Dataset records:

Begin

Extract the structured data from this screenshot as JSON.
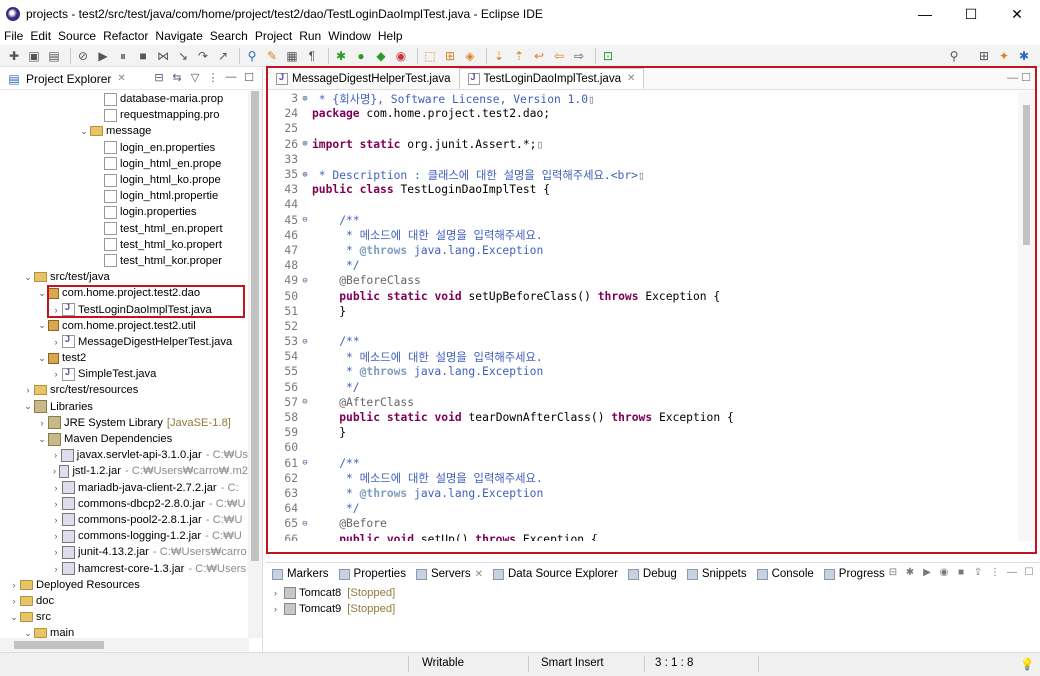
{
  "window": {
    "title": "projects - test2/src/test/java/com/home/project/test2/dao/TestLoginDaoImplTest.java - Eclipse IDE",
    "minimize": "—",
    "maximize": "☐",
    "close": "✕"
  },
  "menu": [
    "File",
    "Edit",
    "Source",
    "Refactor",
    "Navigate",
    "Search",
    "Project",
    "Run",
    "Window",
    "Help"
  ],
  "project_explorer": {
    "title": "Project Explorer",
    "tree": [
      {
        "label": "database-maria.prop",
        "indent": 7,
        "arrow": "",
        "icon": "file"
      },
      {
        "label": "requestmapping.pro",
        "indent": 7,
        "arrow": "",
        "icon": "file"
      },
      {
        "label": "message",
        "indent": 6,
        "arrow": "⌄",
        "icon": "folder"
      },
      {
        "label": "login_en.properties",
        "indent": 7,
        "arrow": "",
        "icon": "file"
      },
      {
        "label": "login_html_en.prope",
        "indent": 7,
        "arrow": "",
        "icon": "file"
      },
      {
        "label": "login_html_ko.prope",
        "indent": 7,
        "arrow": "",
        "icon": "file"
      },
      {
        "label": "login_html.propertie",
        "indent": 7,
        "arrow": "",
        "icon": "file"
      },
      {
        "label": "login.properties",
        "indent": 7,
        "arrow": "",
        "icon": "file"
      },
      {
        "label": "test_html_en.propert",
        "indent": 7,
        "arrow": "",
        "icon": "file"
      },
      {
        "label": "test_html_ko.propert",
        "indent": 7,
        "arrow": "",
        "icon": "file"
      },
      {
        "label": "test_html_kor.proper",
        "indent": 7,
        "arrow": "",
        "icon": "file"
      },
      {
        "label": "src/test/java",
        "indent": 2,
        "arrow": "⌄",
        "icon": "src"
      },
      {
        "label": "com.home.project.test2.dao",
        "indent": 3,
        "arrow": "⌄",
        "icon": "pkg"
      },
      {
        "label": "TestLoginDaoImplTest.java",
        "indent": 4,
        "arrow": "›",
        "icon": "java"
      },
      {
        "label": "com.home.project.test2.util",
        "indent": 3,
        "arrow": "⌄",
        "icon": "pkg"
      },
      {
        "label": "MessageDigestHelperTest.java",
        "indent": 4,
        "arrow": "›",
        "icon": "java"
      },
      {
        "label": "test2",
        "indent": 3,
        "arrow": "⌄",
        "icon": "pkg"
      },
      {
        "label": "SimpleTest.java",
        "indent": 4,
        "arrow": "›",
        "icon": "java"
      },
      {
        "label": "src/test/resources",
        "indent": 2,
        "arrow": "›",
        "icon": "src"
      },
      {
        "label": "Libraries",
        "indent": 2,
        "arrow": "⌄",
        "icon": "lib"
      },
      {
        "label": "JRE System Library",
        "extra": "[JavaSE-1.8]",
        "extraClass": "jre",
        "indent": 3,
        "arrow": "›",
        "icon": "lib"
      },
      {
        "label": "Maven Dependencies",
        "indent": 3,
        "arrow": "⌄",
        "icon": "lib"
      },
      {
        "label": "javax.servlet-api-3.1.0.jar",
        "extra": "- C:₩Us",
        "extraClass": "muted",
        "indent": 4,
        "arrow": "›",
        "icon": "jar"
      },
      {
        "label": "jstl-1.2.jar",
        "extra": "- C:₩Users₩carro₩.m2",
        "extraClass": "muted",
        "indent": 4,
        "arrow": "›",
        "icon": "jar"
      },
      {
        "label": "mariadb-java-client-2.7.2.jar",
        "extra": "- C:",
        "extraClass": "muted",
        "indent": 4,
        "arrow": "›",
        "icon": "jar"
      },
      {
        "label": "commons-dbcp2-2.8.0.jar",
        "extra": "- C:₩U",
        "extraClass": "muted",
        "indent": 4,
        "arrow": "›",
        "icon": "jar"
      },
      {
        "label": "commons-pool2-2.8.1.jar",
        "extra": "- C:₩U",
        "extraClass": "muted",
        "indent": 4,
        "arrow": "›",
        "icon": "jar"
      },
      {
        "label": "commons-logging-1.2.jar",
        "extra": "- C:₩U",
        "extraClass": "muted",
        "indent": 4,
        "arrow": "›",
        "icon": "jar"
      },
      {
        "label": "junit-4.13.2.jar",
        "extra": "- C:₩Users₩carro",
        "extraClass": "muted",
        "indent": 4,
        "arrow": "›",
        "icon": "jar"
      },
      {
        "label": "hamcrest-core-1.3.jar",
        "extra": "- C:₩Users",
        "extraClass": "muted",
        "indent": 4,
        "arrow": "›",
        "icon": "jar"
      },
      {
        "label": "Deployed Resources",
        "indent": 1,
        "arrow": "›",
        "icon": "folder"
      },
      {
        "label": "doc",
        "indent": 1,
        "arrow": "›",
        "icon": "folder"
      },
      {
        "label": "src",
        "indent": 1,
        "arrow": "⌄",
        "icon": "folder"
      },
      {
        "label": "main",
        "indent": 2,
        "arrow": "⌄",
        "icon": "folder"
      }
    ]
  },
  "editor": {
    "tabs": [
      {
        "label": "MessageDigestHelperTest.java",
        "active": false
      },
      {
        "label": "TestLoginDaoImplTest.java",
        "active": true
      }
    ],
    "lines": [
      {
        "n": "3",
        "fold": "⊕",
        "html": "<span class='cm'> * {회사명}, Software License, Version 1.0</span><span class='grey'>▯</span>"
      },
      {
        "n": "24",
        "fold": "",
        "html": "<span class='kw'>package</span> com.home.project.test2.dao;"
      },
      {
        "n": "25",
        "fold": "",
        "html": ""
      },
      {
        "n": "26",
        "fold": "⊕",
        "html": "<span class='kw'>import</span> <span class='kw'>static</span> org.junit.Assert.*;<span class='grey'>▯</span>"
      },
      {
        "n": "33",
        "fold": "",
        "html": ""
      },
      {
        "n": "35",
        "fold": "⊕",
        "html": "<span class='cm'> * Description : 클래스에 대한 설명을 입력해주세요.&lt;br&gt;</span><span class='grey'>▯</span>"
      },
      {
        "n": "43",
        "fold": "",
        "html": "<span class='kw'>public</span> <span class='kw'>class</span> TestLoginDaoImplTest {"
      },
      {
        "n": "44",
        "fold": "",
        "html": ""
      },
      {
        "n": "45",
        "fold": "⊖",
        "html": "    <span class='cm'>/**</span>"
      },
      {
        "n": "46",
        "fold": "",
        "html": "<span class='cm'>     * 메소드에 대한 설명을 입력해주세요.</span>"
      },
      {
        "n": "47",
        "fold": "",
        "html": "<span class='cm'>     * </span><span class='cmk'>@throws</span><span class='cm'> java.lang.Exception</span>"
      },
      {
        "n": "48",
        "fold": "",
        "html": "<span class='cm'>     */</span>"
      },
      {
        "n": "49",
        "fold": "⊖",
        "html": "    <span class='ann'>@BeforeClass</span>"
      },
      {
        "n": "50",
        "fold": "",
        "html": "    <span class='kw'>public</span> <span class='kw'>static</span> <span class='kw'>void</span> setUpBeforeClass() <span class='kw'>throws</span> Exception {"
      },
      {
        "n": "51",
        "fold": "",
        "html": "    }"
      },
      {
        "n": "52",
        "fold": "",
        "html": ""
      },
      {
        "n": "53",
        "fold": "⊖",
        "html": "    <span class='cm'>/**</span>"
      },
      {
        "n": "54",
        "fold": "",
        "html": "<span class='cm'>     * 메소드에 대한 설명을 입력해주세요.</span>"
      },
      {
        "n": "55",
        "fold": "",
        "html": "<span class='cm'>     * </span><span class='cmk'>@throws</span><span class='cm'> java.lang.Exception</span>"
      },
      {
        "n": "56",
        "fold": "",
        "html": "<span class='cm'>     */</span>"
      },
      {
        "n": "57",
        "fold": "⊖",
        "html": "    <span class='ann'>@AfterClass</span>"
      },
      {
        "n": "58",
        "fold": "",
        "html": "    <span class='kw'>public</span> <span class='kw'>static</span> <span class='kw'>void</span> tearDownAfterClass() <span class='kw'>throws</span> Exception {"
      },
      {
        "n": "59",
        "fold": "",
        "html": "    }"
      },
      {
        "n": "60",
        "fold": "",
        "html": ""
      },
      {
        "n": "61",
        "fold": "⊖",
        "html": "    <span class='cm'>/**</span>"
      },
      {
        "n": "62",
        "fold": "",
        "html": "<span class='cm'>     * 메소드에 대한 설명을 입력해주세요.</span>"
      },
      {
        "n": "63",
        "fold": "",
        "html": "<span class='cm'>     * </span><span class='cmk'>@throws</span><span class='cm'> java.lang.Exception</span>"
      },
      {
        "n": "64",
        "fold": "",
        "html": "<span class='cm'>     */</span>"
      },
      {
        "n": "65",
        "fold": "⊖",
        "html": "    <span class='ann'>@Before</span>"
      },
      {
        "n": "66",
        "fold": "",
        "html": "    <span class='kw'>public</span> <span class='kw'>void</span> setUp() <span class='kw'>throws</span> Exception {"
      }
    ]
  },
  "bottom_panel": {
    "tabs": [
      {
        "label": "Markers",
        "close": false
      },
      {
        "label": "Properties",
        "close": false
      },
      {
        "label": "Servers",
        "close": true
      },
      {
        "label": "Data Source Explorer",
        "close": false
      },
      {
        "label": "Debug",
        "close": false
      },
      {
        "label": "Snippets",
        "close": false
      },
      {
        "label": "Console",
        "close": false
      },
      {
        "label": "Progress",
        "close": false
      }
    ],
    "servers": [
      {
        "name": "Tomcat8",
        "state": "[Stopped]"
      },
      {
        "name": "Tomcat9",
        "state": "[Stopped]"
      }
    ]
  },
  "status": {
    "writable": "Writable",
    "insert_mode": "Smart Insert",
    "position": "3 : 1 : 8"
  }
}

End

_TASK BRIEF_. Search the data above for the word "grey", then gather each line in which it appears.

_EXPECTED ANSWER_.
        "html": "<span class='cm'> * {회사명}, Software License, Version 1.0</span><span class='grey'>▯</span>"
        "html": "<span class='kw'>import</span> <span class='kw'>static</span> org.junit.Assert.*;<span class='grey'>▯</span>"
        "html": "<span class='cm'> * Description : 클래스에 대한 설명을 입력해주세요.&lt;br&gt;</span><span class='grey'>▯</span>"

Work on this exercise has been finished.